_Stated goal_
Copy each line of the entries that contains the word "latarki".

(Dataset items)
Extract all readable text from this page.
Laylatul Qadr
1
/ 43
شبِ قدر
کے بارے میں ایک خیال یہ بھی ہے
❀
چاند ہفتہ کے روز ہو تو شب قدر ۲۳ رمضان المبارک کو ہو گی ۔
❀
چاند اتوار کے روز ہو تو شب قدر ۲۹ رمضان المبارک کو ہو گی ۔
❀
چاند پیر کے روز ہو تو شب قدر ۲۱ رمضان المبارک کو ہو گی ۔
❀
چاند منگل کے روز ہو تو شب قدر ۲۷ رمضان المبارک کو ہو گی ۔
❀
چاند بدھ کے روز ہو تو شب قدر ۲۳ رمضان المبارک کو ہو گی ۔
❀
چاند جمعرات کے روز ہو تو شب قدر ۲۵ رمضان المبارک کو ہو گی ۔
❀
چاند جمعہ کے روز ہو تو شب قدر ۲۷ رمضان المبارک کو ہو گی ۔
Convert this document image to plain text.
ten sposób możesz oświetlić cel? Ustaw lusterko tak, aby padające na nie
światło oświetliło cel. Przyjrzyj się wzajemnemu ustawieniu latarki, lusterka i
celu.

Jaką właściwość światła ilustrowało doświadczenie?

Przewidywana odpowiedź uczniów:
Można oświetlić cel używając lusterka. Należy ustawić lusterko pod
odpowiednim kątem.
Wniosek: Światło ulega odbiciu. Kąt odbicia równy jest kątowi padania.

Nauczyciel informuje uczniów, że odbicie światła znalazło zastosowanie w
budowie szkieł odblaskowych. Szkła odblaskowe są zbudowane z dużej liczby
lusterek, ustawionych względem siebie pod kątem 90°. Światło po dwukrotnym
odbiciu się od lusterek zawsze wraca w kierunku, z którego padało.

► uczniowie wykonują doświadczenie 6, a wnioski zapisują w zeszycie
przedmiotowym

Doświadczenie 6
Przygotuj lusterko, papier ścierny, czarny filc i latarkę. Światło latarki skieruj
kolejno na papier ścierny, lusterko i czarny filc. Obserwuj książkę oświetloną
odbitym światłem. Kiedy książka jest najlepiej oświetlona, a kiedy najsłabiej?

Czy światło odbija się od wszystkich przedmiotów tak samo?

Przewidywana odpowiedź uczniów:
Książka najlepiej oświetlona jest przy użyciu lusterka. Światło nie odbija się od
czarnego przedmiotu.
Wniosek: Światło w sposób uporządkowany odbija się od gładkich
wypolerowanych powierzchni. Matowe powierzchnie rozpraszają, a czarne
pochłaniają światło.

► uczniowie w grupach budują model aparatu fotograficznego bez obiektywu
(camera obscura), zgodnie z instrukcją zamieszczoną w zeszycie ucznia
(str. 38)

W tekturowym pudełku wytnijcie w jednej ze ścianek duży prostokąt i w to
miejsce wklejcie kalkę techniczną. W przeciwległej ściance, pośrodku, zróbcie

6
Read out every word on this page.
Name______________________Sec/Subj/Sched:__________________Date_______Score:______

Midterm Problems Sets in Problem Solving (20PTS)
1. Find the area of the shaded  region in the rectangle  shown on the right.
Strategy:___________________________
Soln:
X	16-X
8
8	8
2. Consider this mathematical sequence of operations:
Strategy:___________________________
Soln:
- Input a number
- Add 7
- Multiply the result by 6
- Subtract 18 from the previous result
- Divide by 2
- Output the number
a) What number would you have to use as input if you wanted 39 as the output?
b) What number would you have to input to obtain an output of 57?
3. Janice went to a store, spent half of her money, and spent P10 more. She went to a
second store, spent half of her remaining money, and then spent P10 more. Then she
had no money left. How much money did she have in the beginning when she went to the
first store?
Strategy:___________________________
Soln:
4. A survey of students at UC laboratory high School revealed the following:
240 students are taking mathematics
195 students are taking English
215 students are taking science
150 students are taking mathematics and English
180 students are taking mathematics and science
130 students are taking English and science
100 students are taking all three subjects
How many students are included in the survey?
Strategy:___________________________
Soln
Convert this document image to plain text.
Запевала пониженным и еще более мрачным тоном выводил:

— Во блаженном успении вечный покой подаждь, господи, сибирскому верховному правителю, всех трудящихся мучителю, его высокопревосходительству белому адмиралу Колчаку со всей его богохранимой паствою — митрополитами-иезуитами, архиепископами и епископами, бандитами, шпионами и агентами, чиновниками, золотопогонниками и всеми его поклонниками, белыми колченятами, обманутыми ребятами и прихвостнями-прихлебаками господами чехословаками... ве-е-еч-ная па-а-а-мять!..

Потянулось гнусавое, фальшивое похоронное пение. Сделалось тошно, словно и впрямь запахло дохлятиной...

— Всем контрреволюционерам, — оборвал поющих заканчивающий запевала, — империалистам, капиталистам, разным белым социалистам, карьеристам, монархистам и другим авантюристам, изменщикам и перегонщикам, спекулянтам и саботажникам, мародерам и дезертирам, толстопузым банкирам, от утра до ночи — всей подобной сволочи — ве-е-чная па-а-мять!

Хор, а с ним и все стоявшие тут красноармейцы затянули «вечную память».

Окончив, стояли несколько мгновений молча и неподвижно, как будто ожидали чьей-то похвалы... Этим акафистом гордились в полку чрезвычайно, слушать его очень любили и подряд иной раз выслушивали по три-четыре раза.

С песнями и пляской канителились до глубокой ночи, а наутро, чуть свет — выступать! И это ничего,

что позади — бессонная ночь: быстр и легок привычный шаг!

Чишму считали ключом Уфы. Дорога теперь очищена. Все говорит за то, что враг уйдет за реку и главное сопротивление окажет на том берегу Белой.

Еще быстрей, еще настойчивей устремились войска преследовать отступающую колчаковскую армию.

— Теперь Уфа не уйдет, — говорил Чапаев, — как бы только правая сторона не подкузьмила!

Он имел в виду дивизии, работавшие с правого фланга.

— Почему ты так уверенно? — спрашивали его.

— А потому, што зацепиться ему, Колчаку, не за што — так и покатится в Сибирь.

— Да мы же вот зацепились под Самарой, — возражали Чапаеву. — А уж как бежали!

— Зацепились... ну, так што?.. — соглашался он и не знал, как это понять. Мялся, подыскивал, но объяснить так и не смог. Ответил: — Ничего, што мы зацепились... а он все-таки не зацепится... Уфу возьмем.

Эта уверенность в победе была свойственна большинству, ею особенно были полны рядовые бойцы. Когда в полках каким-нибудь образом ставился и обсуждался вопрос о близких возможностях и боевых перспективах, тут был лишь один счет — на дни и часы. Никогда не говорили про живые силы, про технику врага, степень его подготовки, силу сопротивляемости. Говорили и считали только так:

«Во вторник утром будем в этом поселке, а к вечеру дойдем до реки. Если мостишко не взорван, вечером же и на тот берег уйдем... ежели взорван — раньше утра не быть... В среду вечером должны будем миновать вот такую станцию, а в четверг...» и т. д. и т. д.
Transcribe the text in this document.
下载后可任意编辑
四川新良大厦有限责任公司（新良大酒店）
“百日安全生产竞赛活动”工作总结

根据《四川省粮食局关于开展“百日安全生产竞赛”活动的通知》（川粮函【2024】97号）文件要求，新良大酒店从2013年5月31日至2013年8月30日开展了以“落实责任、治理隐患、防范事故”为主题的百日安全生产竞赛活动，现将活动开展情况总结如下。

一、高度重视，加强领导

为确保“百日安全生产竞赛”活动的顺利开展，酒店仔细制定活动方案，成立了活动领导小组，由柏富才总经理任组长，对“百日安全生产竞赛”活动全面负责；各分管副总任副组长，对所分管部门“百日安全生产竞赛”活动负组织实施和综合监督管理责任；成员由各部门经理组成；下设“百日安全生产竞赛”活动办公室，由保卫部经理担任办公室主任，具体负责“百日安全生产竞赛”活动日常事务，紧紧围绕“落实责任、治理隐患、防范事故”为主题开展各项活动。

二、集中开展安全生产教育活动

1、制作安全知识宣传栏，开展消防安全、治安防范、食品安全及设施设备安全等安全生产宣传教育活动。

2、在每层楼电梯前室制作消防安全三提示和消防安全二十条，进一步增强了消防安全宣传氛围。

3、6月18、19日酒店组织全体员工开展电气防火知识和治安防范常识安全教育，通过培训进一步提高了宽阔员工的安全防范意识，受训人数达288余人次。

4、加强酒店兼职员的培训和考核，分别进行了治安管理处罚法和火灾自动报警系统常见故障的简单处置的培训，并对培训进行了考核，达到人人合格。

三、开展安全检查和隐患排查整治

_Answer for this exercise_
światło oświetliło cel. Przyjrzyj się wzajemnemu ustawieniu latarki, lusterka i
Przygotuj lusterko, papier ścierny, czarny filc i latarkę. Światło latarki skieruj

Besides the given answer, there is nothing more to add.